**WHAT IS REQUIRED**
Where a line of the material contains the string "普特利單抗注射液", copy that line.

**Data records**

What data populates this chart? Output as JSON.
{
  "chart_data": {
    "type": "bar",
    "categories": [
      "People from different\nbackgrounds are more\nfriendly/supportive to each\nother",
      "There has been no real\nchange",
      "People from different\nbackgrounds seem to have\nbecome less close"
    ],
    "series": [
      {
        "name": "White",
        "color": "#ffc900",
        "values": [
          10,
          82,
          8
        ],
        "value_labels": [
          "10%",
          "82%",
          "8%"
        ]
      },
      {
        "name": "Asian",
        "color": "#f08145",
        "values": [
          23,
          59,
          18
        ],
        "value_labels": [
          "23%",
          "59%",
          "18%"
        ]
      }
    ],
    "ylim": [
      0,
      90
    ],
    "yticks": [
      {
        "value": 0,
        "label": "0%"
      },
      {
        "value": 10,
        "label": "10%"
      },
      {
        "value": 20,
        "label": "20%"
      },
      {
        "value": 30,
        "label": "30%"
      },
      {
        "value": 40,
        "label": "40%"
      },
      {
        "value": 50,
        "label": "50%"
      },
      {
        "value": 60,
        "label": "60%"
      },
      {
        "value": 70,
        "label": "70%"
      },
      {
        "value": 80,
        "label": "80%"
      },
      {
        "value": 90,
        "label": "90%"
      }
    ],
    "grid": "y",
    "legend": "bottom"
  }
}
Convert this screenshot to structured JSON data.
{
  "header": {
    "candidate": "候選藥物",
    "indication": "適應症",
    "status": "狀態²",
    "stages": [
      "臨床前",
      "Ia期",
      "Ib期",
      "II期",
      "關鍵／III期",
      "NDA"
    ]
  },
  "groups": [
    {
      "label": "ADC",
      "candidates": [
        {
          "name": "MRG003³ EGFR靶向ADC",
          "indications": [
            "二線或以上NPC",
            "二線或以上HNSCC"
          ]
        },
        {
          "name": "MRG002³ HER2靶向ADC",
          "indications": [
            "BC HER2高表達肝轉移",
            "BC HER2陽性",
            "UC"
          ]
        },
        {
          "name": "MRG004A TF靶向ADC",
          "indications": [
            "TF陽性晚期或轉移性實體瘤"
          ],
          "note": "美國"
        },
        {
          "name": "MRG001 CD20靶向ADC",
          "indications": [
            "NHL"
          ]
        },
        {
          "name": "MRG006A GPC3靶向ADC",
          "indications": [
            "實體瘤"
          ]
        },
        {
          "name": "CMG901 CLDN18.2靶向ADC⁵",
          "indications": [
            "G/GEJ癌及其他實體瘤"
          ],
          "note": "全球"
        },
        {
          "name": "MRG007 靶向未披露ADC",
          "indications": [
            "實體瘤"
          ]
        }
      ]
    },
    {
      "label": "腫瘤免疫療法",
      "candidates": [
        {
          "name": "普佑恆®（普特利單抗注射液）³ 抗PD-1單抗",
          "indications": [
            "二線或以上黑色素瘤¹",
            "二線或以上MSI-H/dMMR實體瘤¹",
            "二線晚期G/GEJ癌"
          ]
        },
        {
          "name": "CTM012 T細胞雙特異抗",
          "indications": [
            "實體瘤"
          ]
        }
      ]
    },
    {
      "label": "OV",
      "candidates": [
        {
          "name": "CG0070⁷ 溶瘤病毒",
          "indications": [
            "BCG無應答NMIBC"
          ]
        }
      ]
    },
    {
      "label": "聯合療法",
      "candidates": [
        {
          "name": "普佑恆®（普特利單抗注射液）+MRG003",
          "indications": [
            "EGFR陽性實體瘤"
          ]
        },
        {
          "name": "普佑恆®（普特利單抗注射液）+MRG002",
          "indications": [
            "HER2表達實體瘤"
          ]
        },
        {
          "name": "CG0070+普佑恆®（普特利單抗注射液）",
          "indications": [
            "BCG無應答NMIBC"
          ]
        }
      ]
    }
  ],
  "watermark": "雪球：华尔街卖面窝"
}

**REPLY TO THE TASK**
          "name": "普佑恆®（普特利單抗注射液）³ 抗PD-1單抗",
          "name": "普佑恆®（普特利單抗注射液）+MRG003",
          "name": "普佑恆®（普特利單抗注射液）+MRG002",
          "name": "CG0070+普佑恆®（普特利單抗注射液）",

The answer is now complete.